• WHAT THE TASK REQUIRES
Single out the lines that include the word "Commercial". Copy them.

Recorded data
***
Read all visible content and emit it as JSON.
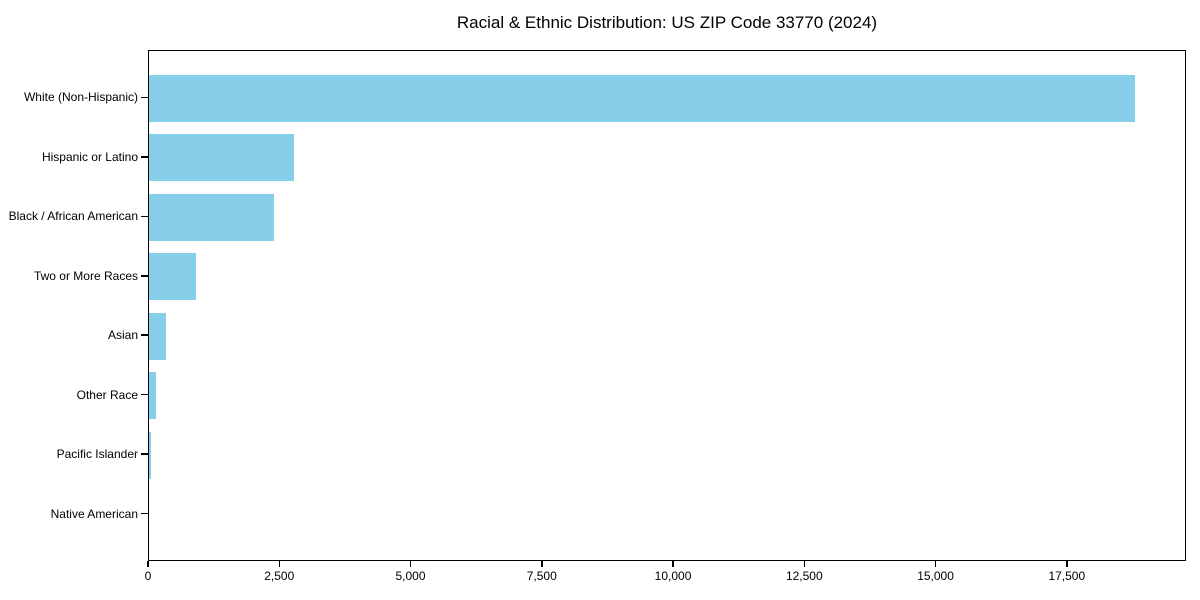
{
  "title": "Racial & Ethnic Distribution: US ZIP Code 33770 (2024)",
  "chart_data": {
    "type": "bar",
    "orientation": "horizontal",
    "title": "Racial & Ethnic Distribution: US ZIP Code 33770 (2024)",
    "xlabel": "",
    "ylabel": "",
    "categories": [
      "White (Non-Hispanic)",
      "Hispanic or Latino",
      "Black / African American",
      "Two or More Races",
      "Asian",
      "Other Race",
      "Pacific Islander",
      "Native American"
    ],
    "values": [
      18820,
      2770,
      2390,
      900,
      330,
      140,
      45,
      0
    ],
    "xlim": [
      0,
      19770
    ],
    "xtick_values": [
      0,
      2500,
      5000,
      7500,
      10000,
      12500,
      15000,
      17500
    ],
    "xtick_labels": [
      "0",
      "2,500",
      "5,000",
      "7,500",
      "10,000",
      "12,500",
      "15,000",
      "17,500"
    ],
    "bar_color": "#87CEEB",
    "background_color": "#ffffff",
    "frame_color": "#000000",
    "grid": false,
    "legend": null
  }
}
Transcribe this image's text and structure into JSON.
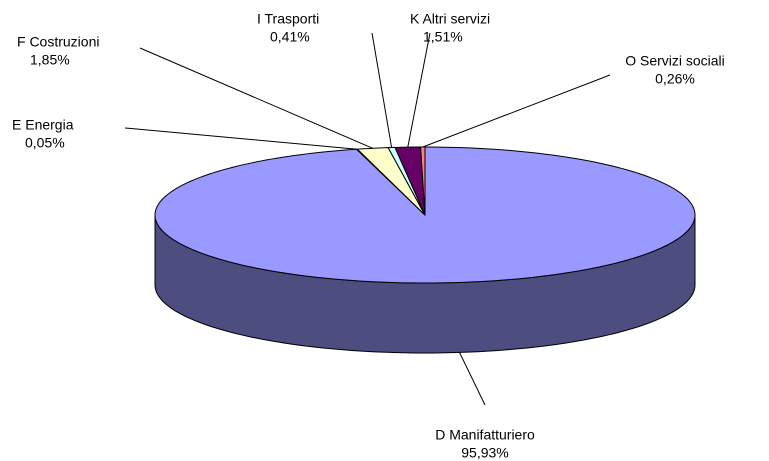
{
  "chart_data": {
    "type": "pie3d",
    "categories": [
      "D Manifatturiero",
      "E Energia",
      "F Costruzioni",
      "I Trasporti",
      "K Altri servizi",
      "O Servizi sociali"
    ],
    "values": [
      95.93,
      0.05,
      1.85,
      0.41,
      1.51,
      0.26
    ],
    "value_labels": [
      "95,93%",
      "0,05%",
      "1,85%",
      "0,41%",
      "1,51%",
      "0,26%"
    ],
    "colors": [
      "#9999ff",
      "#993366",
      "#ffffcc",
      "#ccffff",
      "#660066",
      "#ff8080"
    ]
  }
}
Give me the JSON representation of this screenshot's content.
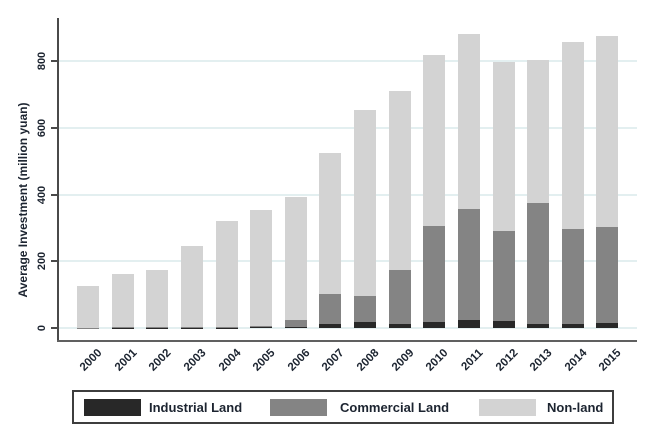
{
  "chart_data": {
    "type": "bar",
    "stacked": true,
    "title": "",
    "xlabel": "",
    "ylabel": "Average Investment (million yuan)",
    "ylim": [
      0,
      920
    ],
    "yticks": [
      0,
      200,
      400,
      600,
      800
    ],
    "grid": true,
    "legend_position": "bottom",
    "categories": [
      "2000",
      "2001",
      "2002",
      "2003",
      "2004",
      "2005",
      "2006",
      "2007",
      "2008",
      "2009",
      "2010",
      "2011",
      "2012",
      "2013",
      "2014",
      "2015"
    ],
    "series": [
      {
        "name": "Industrial Land",
        "color": "#282828",
        "values": [
          0,
          1,
          1,
          1,
          1,
          2,
          4,
          11,
          17,
          11,
          17,
          24,
          20,
          11,
          11,
          15
        ]
      },
      {
        "name": "Commercial Land",
        "color": "#848484",
        "values": [
          1,
          3,
          3,
          2,
          3,
          4,
          19,
          90,
          79,
          164,
          290,
          334,
          272,
          365,
          287,
          288
        ]
      },
      {
        "name": "Non-land",
        "color": "#d3d3d3",
        "values": [
          124,
          157,
          170,
          242,
          316,
          349,
          371,
          423,
          556,
          534,
          510,
          524,
          505,
          428,
          559,
          572
        ]
      }
    ],
    "totals": [
      125,
      161,
      174,
      245,
      320,
      355,
      394,
      524,
      652,
      709,
      817,
      882,
      797,
      804,
      857,
      875
    ]
  },
  "legend": {
    "items": [
      "Industrial Land",
      "Commercial Land",
      "Non-land"
    ]
  },
  "style_colors": {
    "gridline": "#e3eff0",
    "axis": "#4a4a4a",
    "text": "#1c2430",
    "legend_border": "#3d3d3d"
  }
}
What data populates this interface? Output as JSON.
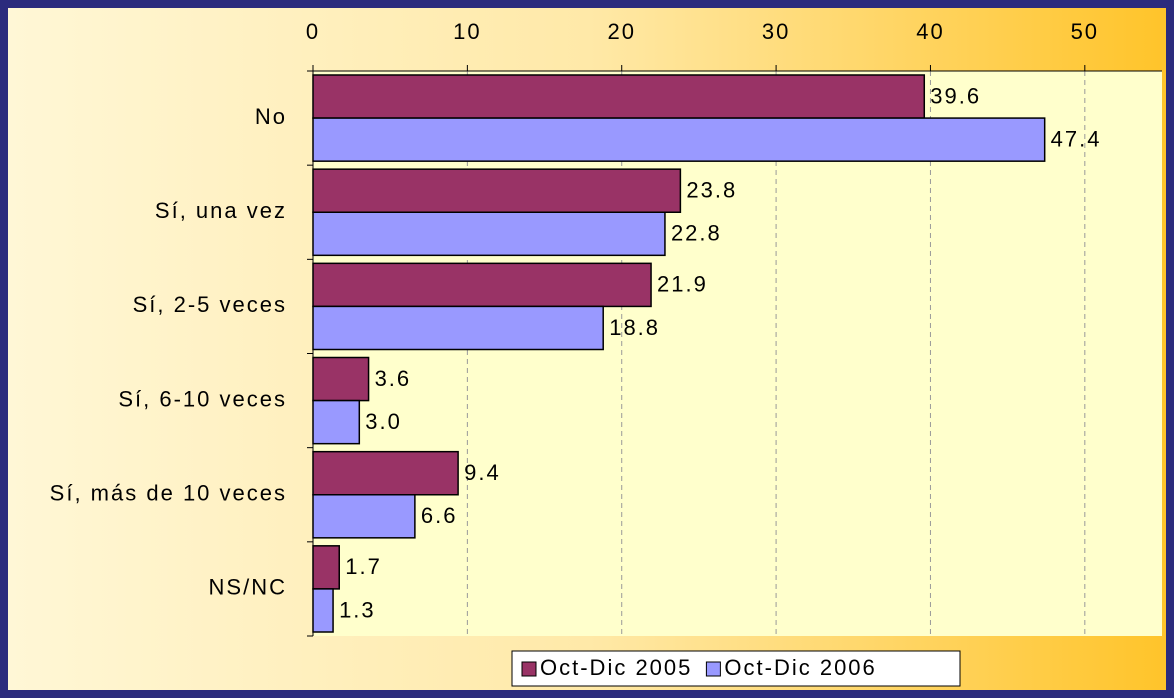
{
  "chart_data": {
    "type": "bar",
    "orientation": "horizontal",
    "categories": [
      "No",
      "Sí, una vez",
      "Sí, 2-5 veces",
      "Sí, 6-10 veces",
      "Sí, más de 10 veces",
      "NS/NC"
    ],
    "series": [
      {
        "name": "Oct-Dic 2005",
        "color": "#993366",
        "values": [
          39.6,
          23.8,
          21.9,
          3.6,
          9.4,
          1.7
        ],
        "value_labels": [
          "39.6",
          "23.8",
          "21.9",
          "3.6",
          "9.4",
          "1.7"
        ]
      },
      {
        "name": "Oct-Dic 2006",
        "color": "#9999ff",
        "values": [
          47.4,
          22.8,
          18.8,
          3.0,
          6.6,
          1.3
        ],
        "value_labels": [
          "47.4",
          "22.8",
          "18.8",
          "3.0",
          "6.6",
          "1.3"
        ]
      }
    ],
    "xlim": [
      0,
      55
    ],
    "xticks": [
      0,
      10,
      20,
      30,
      40,
      50
    ],
    "grid": true,
    "legend": "bottom"
  }
}
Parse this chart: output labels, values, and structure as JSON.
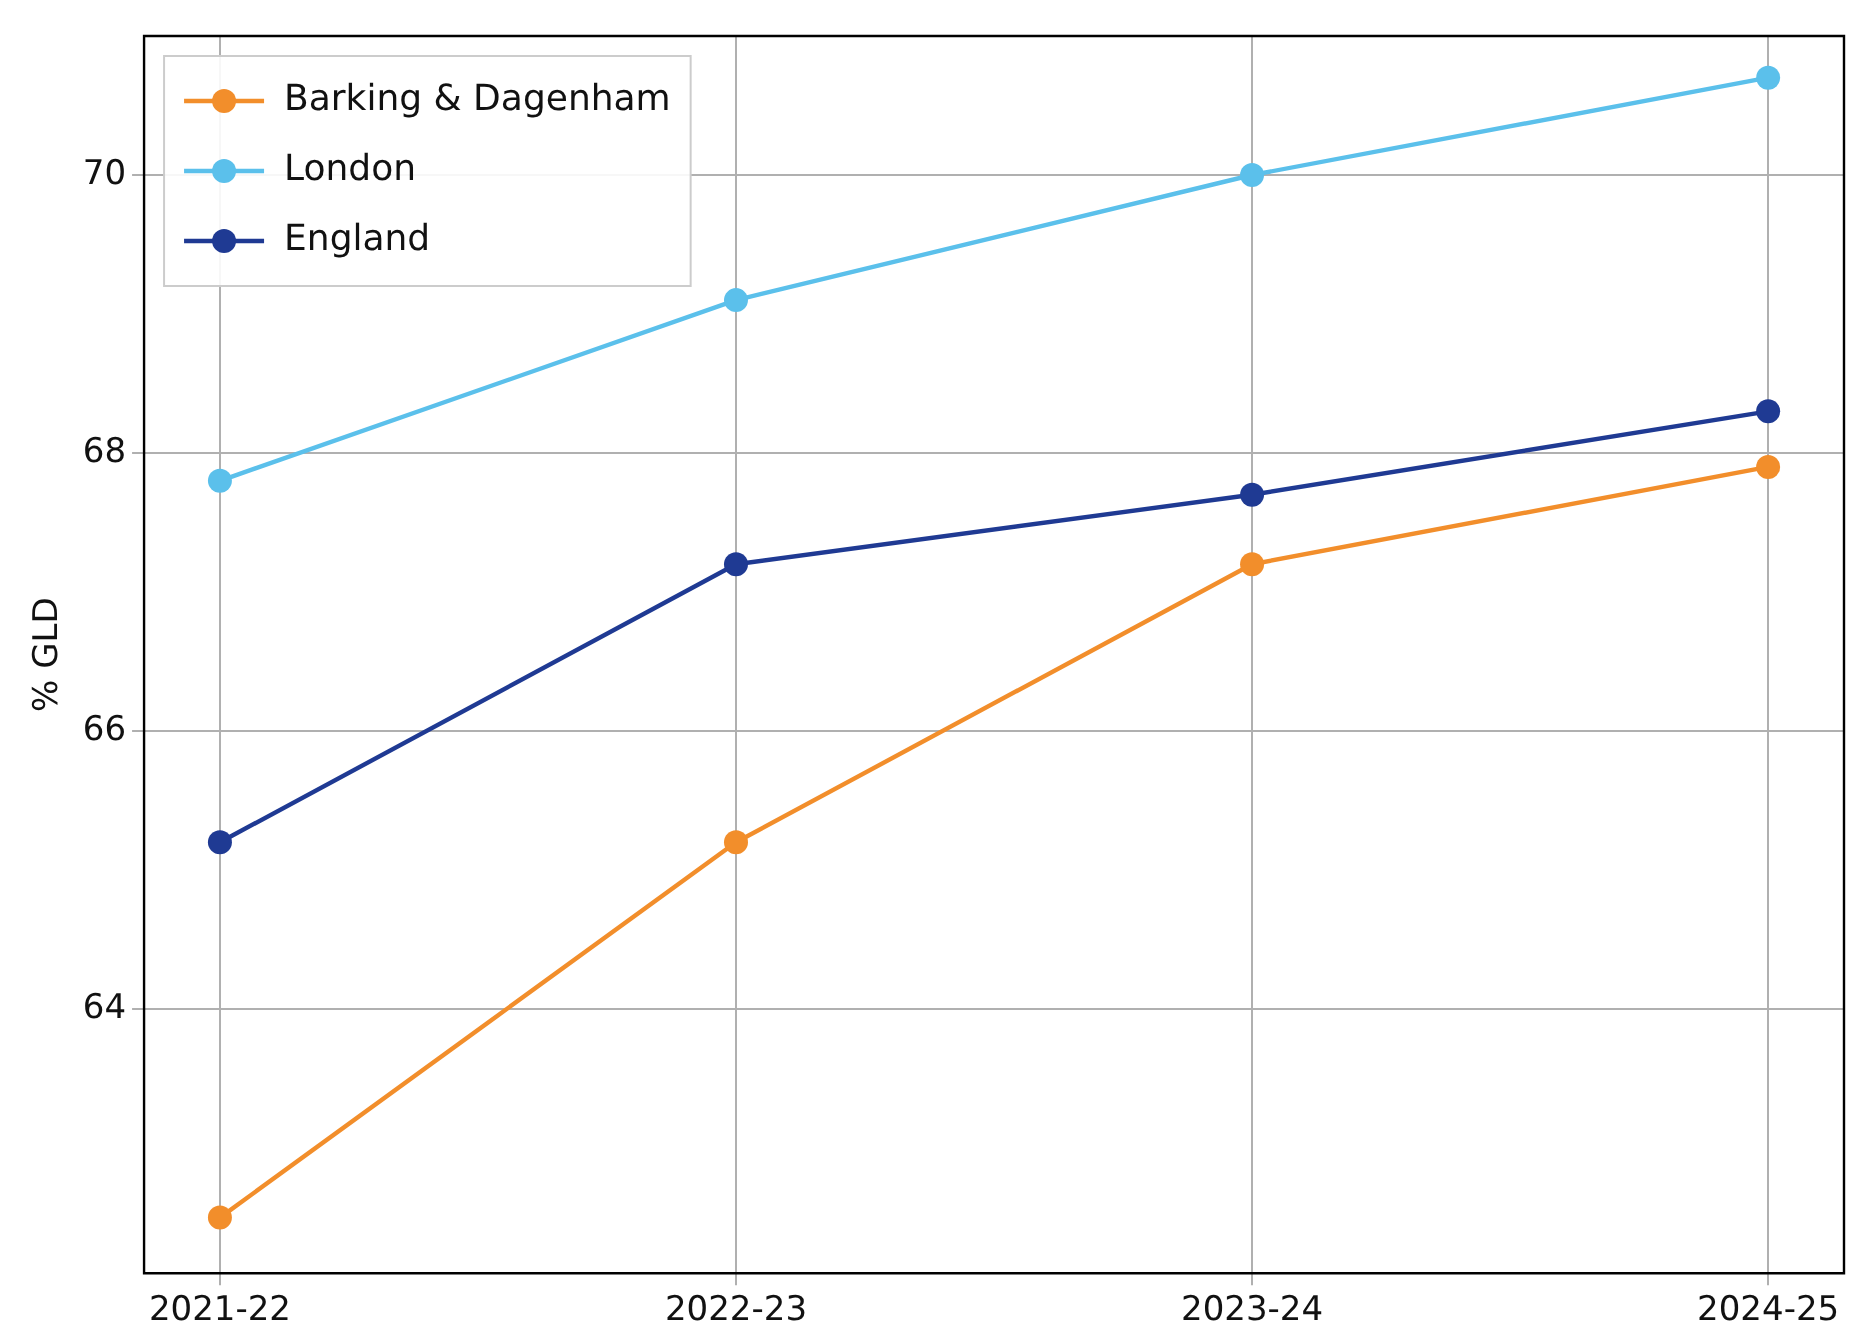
{
  "chart_data": {
    "type": "line",
    "ylabel": "% GLD",
    "categories": [
      "2021-22",
      "2022-23",
      "2023-24",
      "2024-25"
    ],
    "series": [
      {
        "name": "Barking & Dagenham",
        "color": "#f28e2b",
        "values": [
          62.5,
          65.2,
          67.2,
          67.9
        ]
      },
      {
        "name": "London",
        "color": "#5bc0eb",
        "values": [
          67.8,
          69.1,
          70.0,
          70.7
        ]
      },
      {
        "name": "England",
        "color": "#1f3a93",
        "values": [
          65.2,
          67.2,
          67.7,
          68.3
        ]
      }
    ],
    "ylim": [
      62.1,
      71.0
    ],
    "yticks": [
      64,
      66,
      68,
      70
    ],
    "grid": true,
    "legend": "top left",
    "marker": "circle",
    "line_style": "solid"
  }
}
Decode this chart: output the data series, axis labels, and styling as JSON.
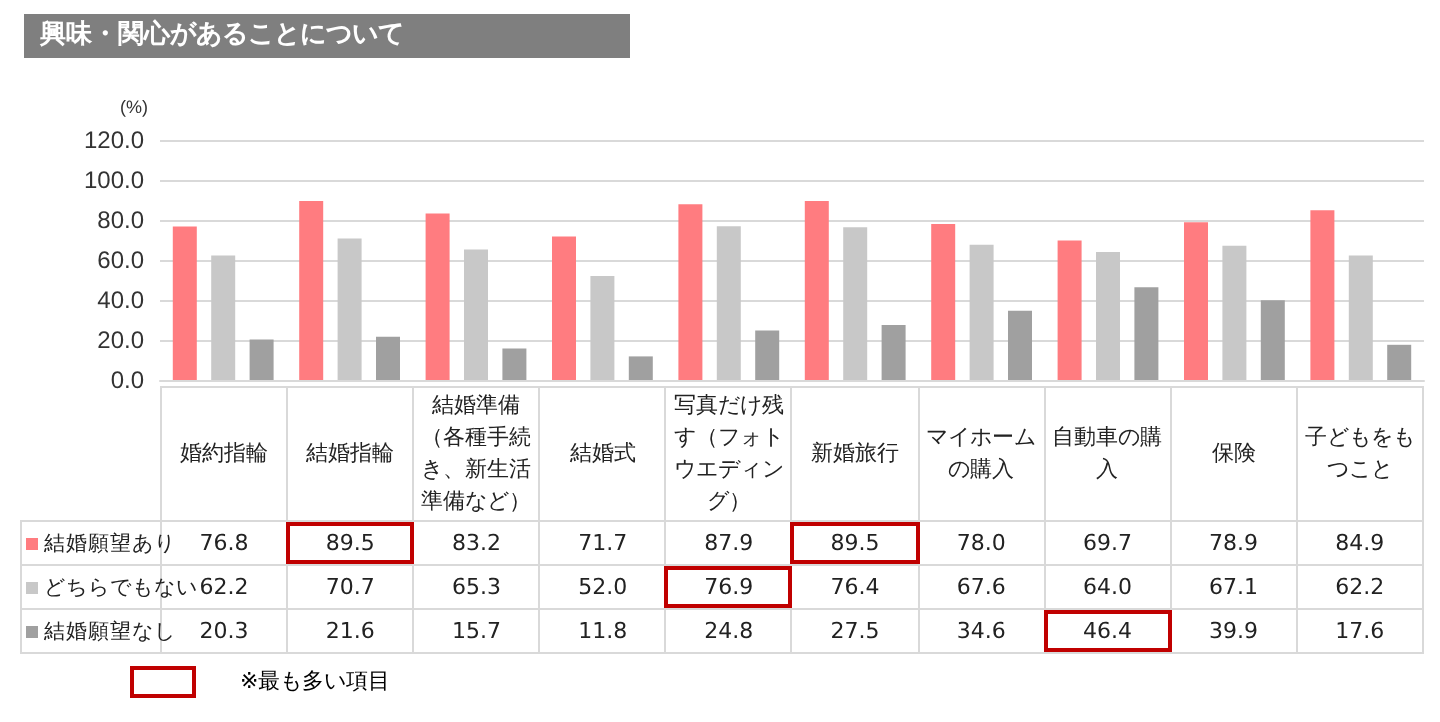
{
  "chart_data": {
    "type": "bar",
    "title": "興味・関心があることについて",
    "ylabel": "(%)",
    "categories": [
      "婚約指輪",
      "結婚指輪",
      "結婚準備（各種手続き、新生活準備など）",
      "結婚式",
      "写真だけ残す（フォトウエディング）",
      "新婚旅行",
      "マイホームの購入",
      "自動車の購入",
      "保険",
      "子どもをもつこと"
    ],
    "series": [
      {
        "name": "結婚願望あり",
        "color": "#ff7c80",
        "values": [
          76.8,
          89.5,
          83.2,
          71.7,
          87.9,
          89.5,
          78.0,
          69.7,
          78.9,
          84.9
        ],
        "value_labels": [
          "76.8",
          "89.5",
          "83.2",
          "71.7",
          "87.9",
          "89.5",
          "78.0",
          "69.7",
          "78.9",
          "84.9"
        ]
      },
      {
        "name": "どちらでもない",
        "color": "#c8c8c8",
        "values": [
          62.2,
          70.7,
          65.3,
          52.0,
          76.9,
          76.4,
          67.6,
          64.0,
          67.1,
          62.2
        ],
        "value_labels": [
          "62.2",
          "70.7",
          "65.3",
          "52.0",
          "76.9",
          "76.4",
          "67.6",
          "64.0",
          "67.1",
          "62.2"
        ]
      },
      {
        "name": "結婚願望なし",
        "color": "#a0a0a0",
        "values": [
          20.3,
          21.6,
          15.7,
          11.8,
          24.8,
          27.5,
          34.6,
          46.4,
          39.9,
          17.6
        ],
        "value_labels": [
          "20.3",
          "21.6",
          "15.7",
          "11.8",
          "24.8",
          "27.5",
          "34.6",
          "46.4",
          "39.9",
          "17.6"
        ]
      }
    ],
    "ylim": [
      0,
      120
    ],
    "yticks": [
      {
        "value": 0,
        "label": "0.0"
      },
      {
        "value": 20,
        "label": "20.0"
      },
      {
        "value": 40,
        "label": "40.0"
      },
      {
        "value": 60,
        "label": "60.0"
      },
      {
        "value": 80,
        "label": "80.0"
      },
      {
        "value": 100,
        "label": "100.0"
      },
      {
        "value": 120,
        "label": "120.0"
      }
    ],
    "grid": "y",
    "legend": "bottom left",
    "annotations": [
      "※最も多い項目"
    ]
  }
}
***
• THE RESPONSE
        "name": "Commercial Land",
      "Commercial Land",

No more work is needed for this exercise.